◆ **Data shown**:
## BEGIN
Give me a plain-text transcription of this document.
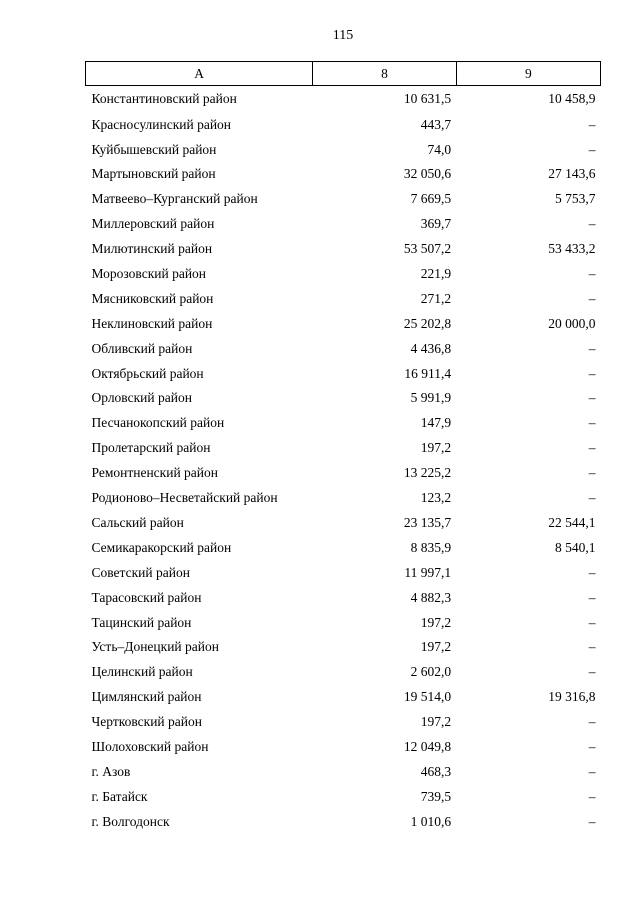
115
А	8	9
Константиновский район	10 631,5	10 458,9
Красносулинский район	443,7	–
Куйбышевский район	74,0	–
Мартыновский район	32 050,6	27 143,6
Матвеево–Курганский район	7 669,5	5 753,7
Миллеровский район	369,7	–
Милютинский район	53 507,2	53 433,2
Морозовский район	221,9	–
Мясниковский район	271,2	–
Неклиновский район	25 202,8	20 000,0
Обливский район	4 436,8	–
Октябрьский район	16 911,4	–
Орловский район	5 991,9	–
Песчанокопский район	147,9	–
Пролетарский район	197,2	–
Ремонтненский район	13 225,2	–
Родионово–Несветайский район	123,2	–
Сальский район	23 135,7	22 544,1
Семикаракорский район	8 835,9	8 540,1
Советский район	11 997,1	–
Тарасовский район	4 882,3	–
Тацинский район	197,2	–
Усть–Донецкий район	197,2	–
Целинский район	2 602,0	–
Цимлянский район	19 514,0	19 316,8
Чертковский район	197,2	–
Шолоховский район	12 049,8	–
г. Азов	468,3	–
г. Батайск	739,5	–
г. Волгодонск	1 010,6	–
## END
◆ **Direction**: Leave out the pictures and repeat everything else in the records exactly.

◆ **Exercise response**:
Give me a plain-text transcription of this document.
115
А	8	9
Константиновский район	10 631,5	10 458,9
Красносулинский район	443,7	–
Куйбышевский район	74,0	–
Мартыновский район	32 050,6	27 143,6
Матвеево–Курганский район	7 669,5	5 753,7
Миллеровский район	369,7	–
Милютинский район	53 507,2	53 433,2
Морозовский район	221,9	–
Мясниковский район	271,2	–
Неклиновский район	25 202,8	20 000,0
Обливский район	4 436,8	–
Октябрьский район	16 911,4	–
Орловский район	5 991,9	–
Песчанокопский район	147,9	–
Пролетарский район	197,2	–
Ремонтненский район	13 225,2	–
Родионово–Несветайский район	123,2	–
Сальский район	23 135,7	22 544,1
Семикаракорский район	8 835,9	8 540,1
Советский район	11 997,1	–
Тарасовский район	4 882,3	–
Тацинский район	197,2	–
Усть–Донецкий район	197,2	–
Целинский район	2 602,0	–
Цимлянский район	19 514,0	19 316,8
Чертковский район	197,2	–
Шолоховский район	12 049,8	–
г. Азов	468,3	–
г. Батайск	739,5	–
г. Волгодонск	1 010,6	–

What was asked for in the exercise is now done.